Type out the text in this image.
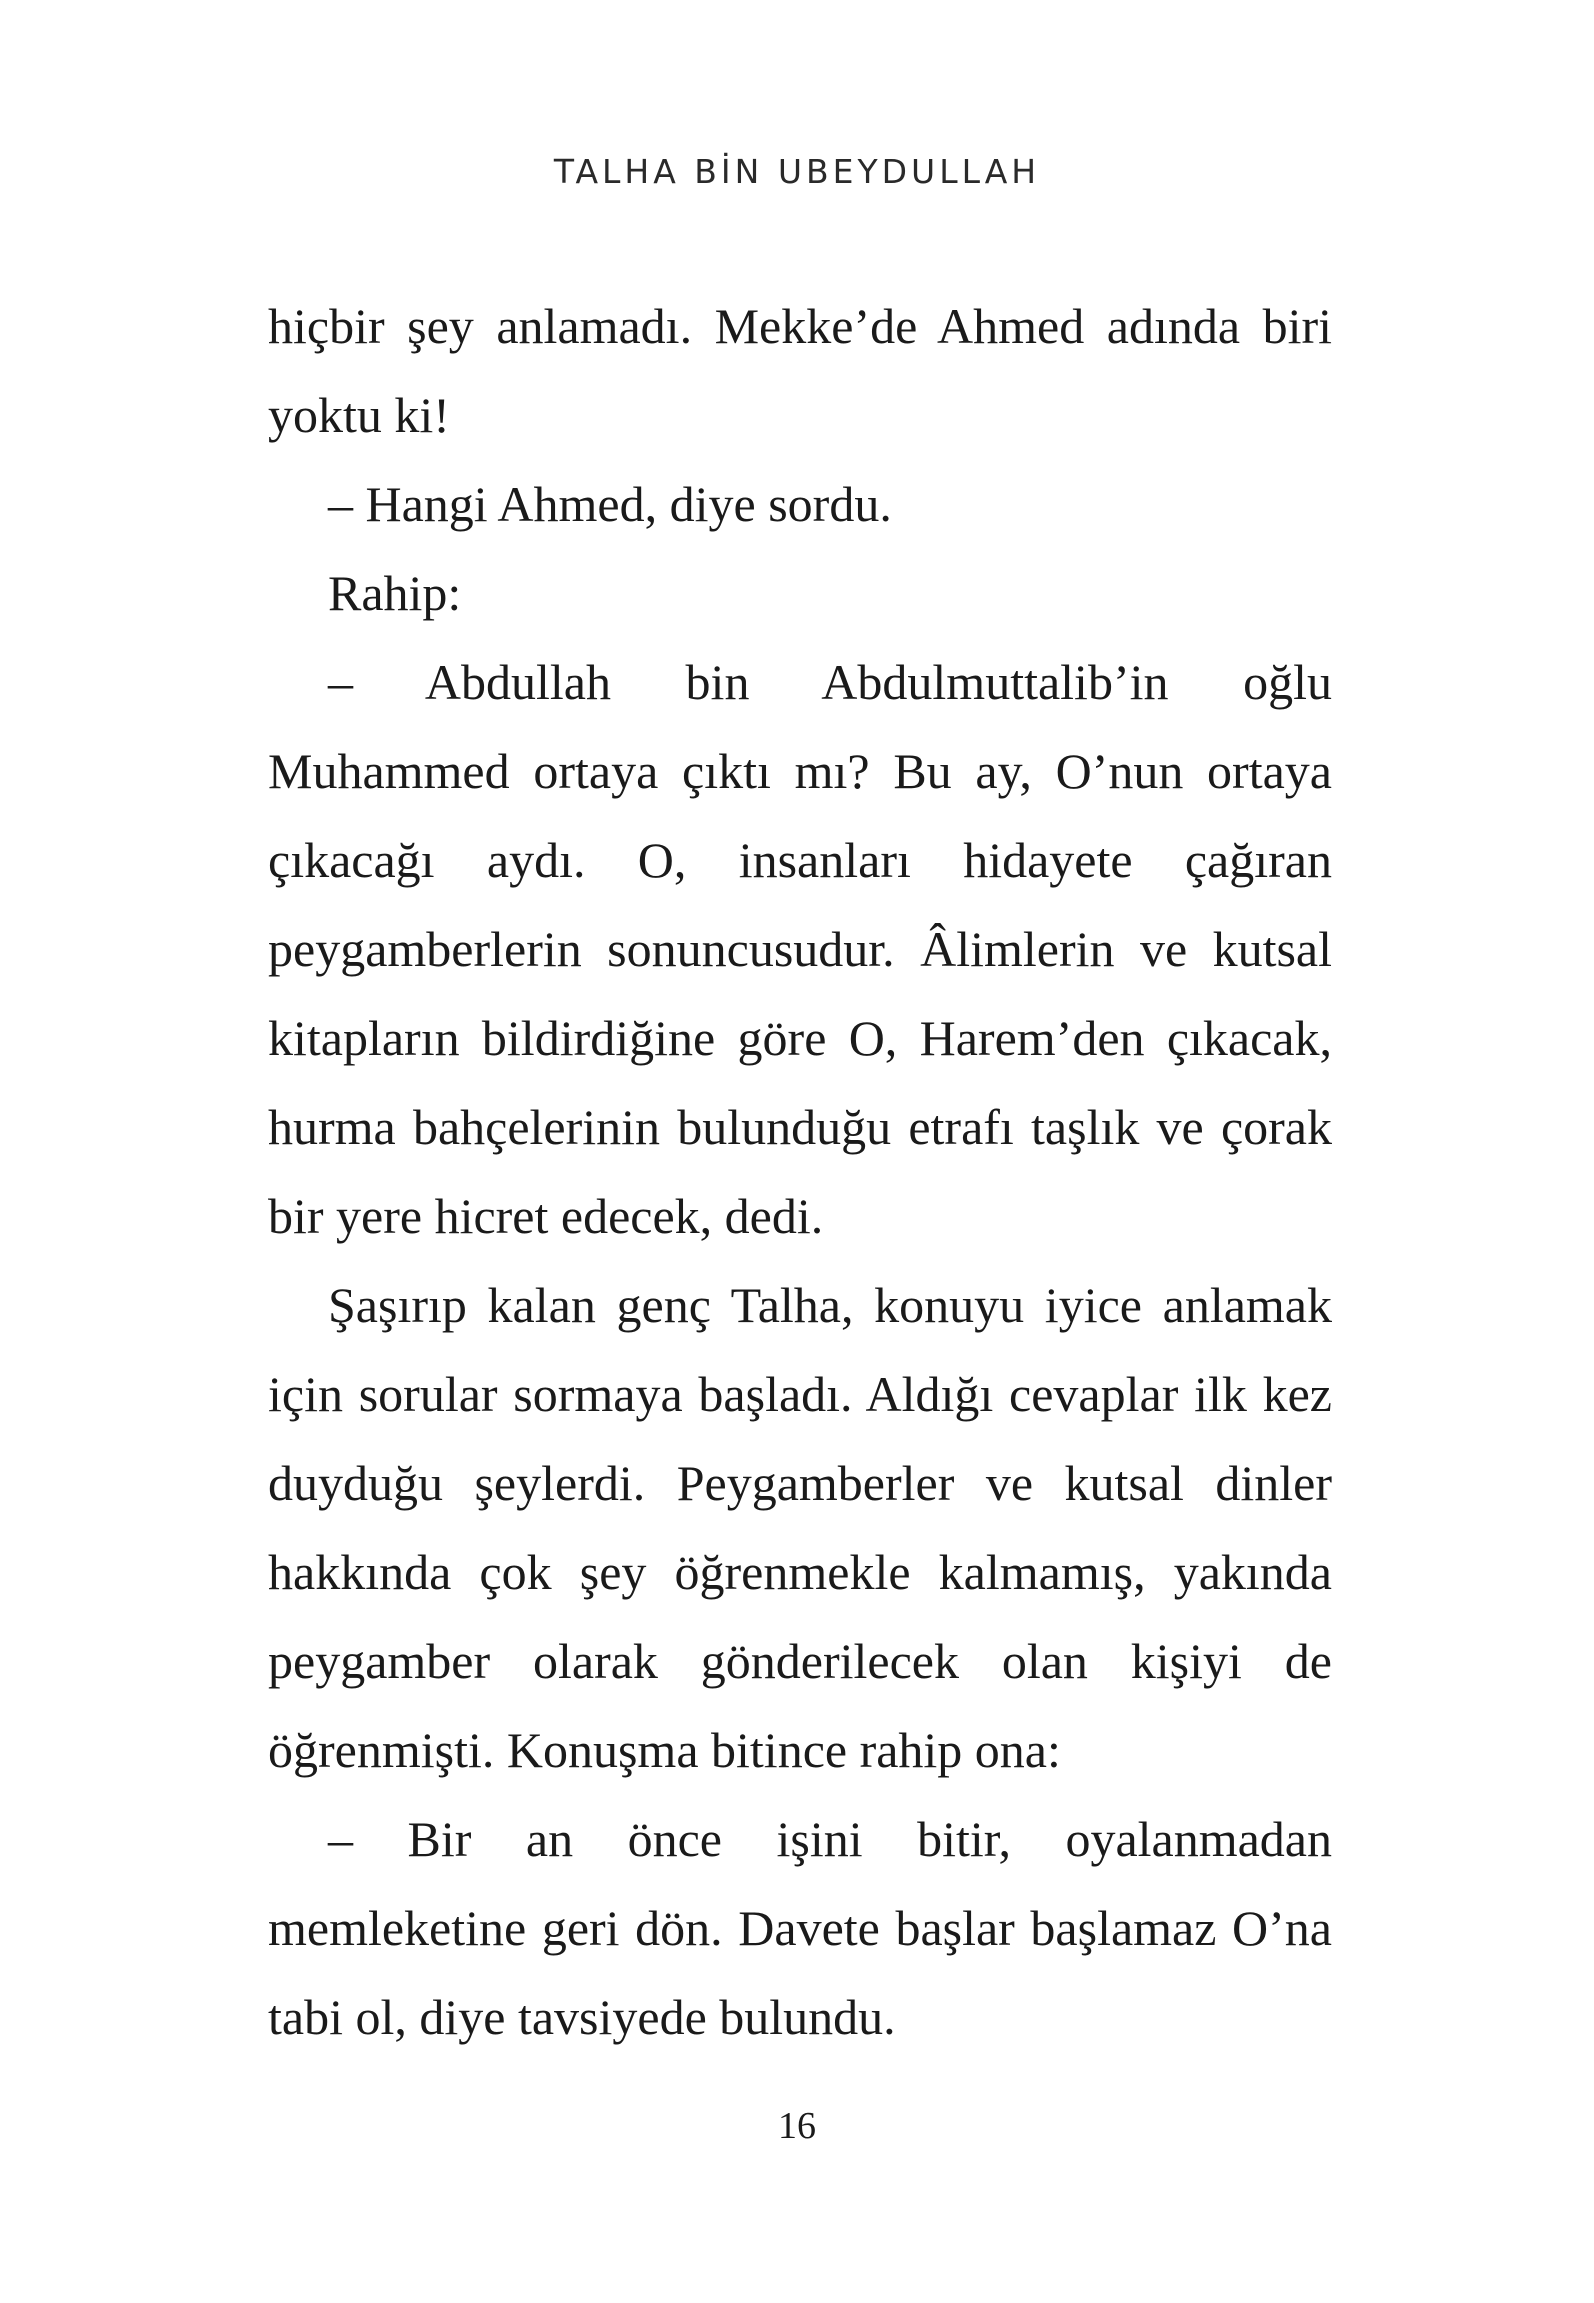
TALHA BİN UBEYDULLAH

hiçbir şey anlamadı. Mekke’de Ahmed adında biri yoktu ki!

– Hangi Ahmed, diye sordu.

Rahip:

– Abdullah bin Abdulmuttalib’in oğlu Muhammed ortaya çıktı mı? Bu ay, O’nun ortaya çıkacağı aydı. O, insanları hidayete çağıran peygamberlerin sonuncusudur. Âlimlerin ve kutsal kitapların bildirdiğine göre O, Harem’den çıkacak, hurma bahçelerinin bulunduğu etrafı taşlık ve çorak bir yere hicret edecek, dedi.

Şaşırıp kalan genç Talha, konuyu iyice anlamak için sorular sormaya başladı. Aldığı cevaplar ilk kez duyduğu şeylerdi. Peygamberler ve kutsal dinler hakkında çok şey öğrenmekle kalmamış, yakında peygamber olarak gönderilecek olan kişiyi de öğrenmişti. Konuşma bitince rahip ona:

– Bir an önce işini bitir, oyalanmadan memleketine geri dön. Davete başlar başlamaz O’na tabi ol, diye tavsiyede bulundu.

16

## [Given request]
Give the material again exactly as it is, but keep the pictures out.

## [Written response]
Type out the text in this image.
TALHA BİN UBEYDULLAH

hiçbir şey anlamadı. Mekke’de Ahmed adında biri yoktu ki!

– Hangi Ahmed, diye sordu.

Rahip:

– Abdullah bin Abdulmuttalib’in oğlu Muhammed ortaya çıktı mı? Bu ay, O’nun ortaya çıkacağı aydı. O, insanları hidayete çağıran peygamberlerin sonuncusudur. Âlimlerin ve kutsal kitapların bildirdiğine göre O, Harem’den çıkacak, hurma bahçelerinin bulunduğu etrafı taşlık ve çorak bir yere hicret edecek, dedi.

Şaşırıp kalan genç Talha, konuyu iyice anlamak için sorular sormaya başladı. Aldığı cevaplar ilk kez duyduğu şeylerdi. Peygamberler ve kutsal dinler hakkında çok şey öğrenmekle kalmamış, yakında peygamber olarak gönderilecek olan kişiyi de öğrenmişti. Konuşma bitince rahip ona:

– Bir an önce işini bitir, oyalanmadan memleketine geri dön. Davete başlar başlamaz O’na tabi ol, diye tavsiyede bulundu.

16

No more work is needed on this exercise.